— Start of PROVIDED DATA —
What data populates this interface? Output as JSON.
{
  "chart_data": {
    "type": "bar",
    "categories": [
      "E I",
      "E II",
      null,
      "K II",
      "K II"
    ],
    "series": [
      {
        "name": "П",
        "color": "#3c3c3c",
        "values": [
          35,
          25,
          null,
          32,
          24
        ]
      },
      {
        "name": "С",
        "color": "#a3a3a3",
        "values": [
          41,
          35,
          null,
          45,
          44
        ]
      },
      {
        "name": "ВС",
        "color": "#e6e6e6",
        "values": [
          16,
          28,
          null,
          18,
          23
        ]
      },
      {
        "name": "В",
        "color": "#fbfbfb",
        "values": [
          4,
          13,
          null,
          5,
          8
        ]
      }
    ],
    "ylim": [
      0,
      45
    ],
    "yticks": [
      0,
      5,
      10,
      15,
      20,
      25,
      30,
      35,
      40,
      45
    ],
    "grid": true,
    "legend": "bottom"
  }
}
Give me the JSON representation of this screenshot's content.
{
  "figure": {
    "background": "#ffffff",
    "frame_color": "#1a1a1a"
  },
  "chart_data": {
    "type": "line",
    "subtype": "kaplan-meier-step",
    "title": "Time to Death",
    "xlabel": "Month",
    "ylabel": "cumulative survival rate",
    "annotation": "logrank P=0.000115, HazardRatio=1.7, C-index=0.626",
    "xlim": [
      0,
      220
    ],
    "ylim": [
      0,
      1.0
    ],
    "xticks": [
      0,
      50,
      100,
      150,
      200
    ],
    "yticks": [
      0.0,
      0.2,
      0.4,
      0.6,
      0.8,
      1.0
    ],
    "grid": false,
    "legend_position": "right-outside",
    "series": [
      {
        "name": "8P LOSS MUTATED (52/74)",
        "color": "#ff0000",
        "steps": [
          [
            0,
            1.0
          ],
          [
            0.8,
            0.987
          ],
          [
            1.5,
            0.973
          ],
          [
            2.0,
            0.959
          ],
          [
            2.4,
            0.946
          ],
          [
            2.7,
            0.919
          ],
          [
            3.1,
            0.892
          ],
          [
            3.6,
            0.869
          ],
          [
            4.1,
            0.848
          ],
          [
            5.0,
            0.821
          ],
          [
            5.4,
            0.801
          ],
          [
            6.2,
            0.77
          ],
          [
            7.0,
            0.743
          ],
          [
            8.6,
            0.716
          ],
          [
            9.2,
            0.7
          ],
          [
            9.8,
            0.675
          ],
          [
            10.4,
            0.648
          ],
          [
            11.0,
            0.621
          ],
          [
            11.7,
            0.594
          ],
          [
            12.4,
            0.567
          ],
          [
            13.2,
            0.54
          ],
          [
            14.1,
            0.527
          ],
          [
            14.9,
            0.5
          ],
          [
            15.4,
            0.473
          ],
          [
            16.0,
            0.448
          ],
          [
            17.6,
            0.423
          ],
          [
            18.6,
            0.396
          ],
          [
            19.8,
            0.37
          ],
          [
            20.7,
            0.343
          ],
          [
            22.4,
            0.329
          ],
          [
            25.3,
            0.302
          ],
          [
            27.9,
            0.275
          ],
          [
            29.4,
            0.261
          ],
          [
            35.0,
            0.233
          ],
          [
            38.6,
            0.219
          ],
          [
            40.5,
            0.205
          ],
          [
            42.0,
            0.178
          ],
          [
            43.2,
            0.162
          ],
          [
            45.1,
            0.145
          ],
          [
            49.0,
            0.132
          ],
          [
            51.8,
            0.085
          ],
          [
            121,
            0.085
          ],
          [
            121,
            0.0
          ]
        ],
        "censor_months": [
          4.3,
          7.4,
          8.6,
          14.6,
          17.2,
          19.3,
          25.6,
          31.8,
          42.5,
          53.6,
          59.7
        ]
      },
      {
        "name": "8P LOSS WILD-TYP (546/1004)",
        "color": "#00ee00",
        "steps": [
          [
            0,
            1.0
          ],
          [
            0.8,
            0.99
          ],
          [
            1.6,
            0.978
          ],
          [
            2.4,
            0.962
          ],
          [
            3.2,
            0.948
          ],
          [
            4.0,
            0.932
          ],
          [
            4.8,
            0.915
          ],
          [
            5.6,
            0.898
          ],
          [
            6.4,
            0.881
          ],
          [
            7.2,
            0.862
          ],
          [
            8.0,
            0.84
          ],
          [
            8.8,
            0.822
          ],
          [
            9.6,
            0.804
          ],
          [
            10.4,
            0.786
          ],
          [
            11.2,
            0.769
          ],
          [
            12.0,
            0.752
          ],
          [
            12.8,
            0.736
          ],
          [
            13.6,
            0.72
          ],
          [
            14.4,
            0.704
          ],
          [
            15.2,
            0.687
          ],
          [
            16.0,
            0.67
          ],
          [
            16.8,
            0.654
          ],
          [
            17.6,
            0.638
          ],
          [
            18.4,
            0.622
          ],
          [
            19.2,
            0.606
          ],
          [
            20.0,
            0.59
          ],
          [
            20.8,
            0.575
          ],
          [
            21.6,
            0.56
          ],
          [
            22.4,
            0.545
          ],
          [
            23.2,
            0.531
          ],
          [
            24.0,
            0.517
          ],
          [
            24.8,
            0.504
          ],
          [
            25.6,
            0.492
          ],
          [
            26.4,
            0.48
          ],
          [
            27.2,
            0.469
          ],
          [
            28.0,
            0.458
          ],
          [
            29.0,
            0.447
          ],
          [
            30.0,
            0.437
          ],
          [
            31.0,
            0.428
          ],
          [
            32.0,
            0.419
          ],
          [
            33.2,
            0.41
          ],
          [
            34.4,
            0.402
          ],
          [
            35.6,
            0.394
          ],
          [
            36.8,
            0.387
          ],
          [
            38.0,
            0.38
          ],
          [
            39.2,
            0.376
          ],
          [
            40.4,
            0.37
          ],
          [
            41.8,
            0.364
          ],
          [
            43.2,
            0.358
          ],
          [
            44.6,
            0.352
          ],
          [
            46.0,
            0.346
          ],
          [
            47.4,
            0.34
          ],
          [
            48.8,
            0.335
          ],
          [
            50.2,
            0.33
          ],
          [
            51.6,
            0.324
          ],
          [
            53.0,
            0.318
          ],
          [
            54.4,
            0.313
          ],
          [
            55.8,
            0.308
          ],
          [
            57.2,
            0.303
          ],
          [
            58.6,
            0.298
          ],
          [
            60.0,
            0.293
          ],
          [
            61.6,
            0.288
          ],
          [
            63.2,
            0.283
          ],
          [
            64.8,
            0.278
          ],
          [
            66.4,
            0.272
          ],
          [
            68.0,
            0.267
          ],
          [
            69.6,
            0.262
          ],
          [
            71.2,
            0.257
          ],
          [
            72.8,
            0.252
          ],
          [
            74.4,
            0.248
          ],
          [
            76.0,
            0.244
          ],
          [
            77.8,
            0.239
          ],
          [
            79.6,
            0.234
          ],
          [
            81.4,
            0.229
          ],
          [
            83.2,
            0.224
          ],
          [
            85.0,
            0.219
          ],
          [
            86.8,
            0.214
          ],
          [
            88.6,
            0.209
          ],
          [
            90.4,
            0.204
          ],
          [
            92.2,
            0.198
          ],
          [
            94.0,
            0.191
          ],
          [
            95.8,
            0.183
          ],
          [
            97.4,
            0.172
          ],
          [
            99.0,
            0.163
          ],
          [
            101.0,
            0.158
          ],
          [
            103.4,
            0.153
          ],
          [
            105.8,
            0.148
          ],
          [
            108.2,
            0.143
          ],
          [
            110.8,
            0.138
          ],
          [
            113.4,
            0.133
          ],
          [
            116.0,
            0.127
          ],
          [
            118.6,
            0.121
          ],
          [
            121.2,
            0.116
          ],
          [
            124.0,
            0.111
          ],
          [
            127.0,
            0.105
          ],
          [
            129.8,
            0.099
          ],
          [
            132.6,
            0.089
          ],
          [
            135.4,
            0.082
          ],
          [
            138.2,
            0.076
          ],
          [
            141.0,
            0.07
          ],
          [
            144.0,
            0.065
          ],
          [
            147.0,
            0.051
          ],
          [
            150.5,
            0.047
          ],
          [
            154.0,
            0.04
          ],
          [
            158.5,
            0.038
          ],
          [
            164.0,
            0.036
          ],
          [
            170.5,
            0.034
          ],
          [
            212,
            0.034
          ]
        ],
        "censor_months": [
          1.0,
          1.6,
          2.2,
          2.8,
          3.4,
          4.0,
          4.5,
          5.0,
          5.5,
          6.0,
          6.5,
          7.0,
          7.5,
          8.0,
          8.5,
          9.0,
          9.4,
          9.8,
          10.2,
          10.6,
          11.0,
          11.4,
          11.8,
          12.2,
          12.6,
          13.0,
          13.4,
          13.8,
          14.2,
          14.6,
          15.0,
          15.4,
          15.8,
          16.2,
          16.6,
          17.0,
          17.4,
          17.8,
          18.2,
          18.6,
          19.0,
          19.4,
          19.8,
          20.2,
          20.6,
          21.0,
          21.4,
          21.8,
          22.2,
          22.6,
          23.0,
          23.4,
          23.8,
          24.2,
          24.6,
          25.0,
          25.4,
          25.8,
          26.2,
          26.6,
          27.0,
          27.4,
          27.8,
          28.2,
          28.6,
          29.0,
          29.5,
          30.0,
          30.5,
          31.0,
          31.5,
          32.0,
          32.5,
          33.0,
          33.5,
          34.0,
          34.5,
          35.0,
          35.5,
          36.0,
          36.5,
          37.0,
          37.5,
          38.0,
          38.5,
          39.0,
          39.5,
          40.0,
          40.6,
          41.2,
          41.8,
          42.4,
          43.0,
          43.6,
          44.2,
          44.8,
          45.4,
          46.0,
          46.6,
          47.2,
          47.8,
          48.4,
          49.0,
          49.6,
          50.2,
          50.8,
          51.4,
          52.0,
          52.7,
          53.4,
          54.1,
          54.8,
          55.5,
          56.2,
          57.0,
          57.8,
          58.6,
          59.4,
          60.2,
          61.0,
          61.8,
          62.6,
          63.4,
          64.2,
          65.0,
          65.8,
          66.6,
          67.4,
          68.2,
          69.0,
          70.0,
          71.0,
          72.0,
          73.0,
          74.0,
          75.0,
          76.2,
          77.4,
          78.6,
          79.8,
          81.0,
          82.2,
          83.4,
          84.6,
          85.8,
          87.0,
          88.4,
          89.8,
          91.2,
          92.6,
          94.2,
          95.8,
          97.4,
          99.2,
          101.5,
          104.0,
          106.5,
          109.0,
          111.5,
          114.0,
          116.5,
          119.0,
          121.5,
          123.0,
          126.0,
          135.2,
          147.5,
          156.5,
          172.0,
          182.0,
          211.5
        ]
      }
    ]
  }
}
— End of PROVIDED DATA —
**JOB**. From the data above, copy each line that has the string "this".

**TASK SOLUTION**.
What data populates this interface? Output as JSON.
Give me the JSON representation of this screenshot's content.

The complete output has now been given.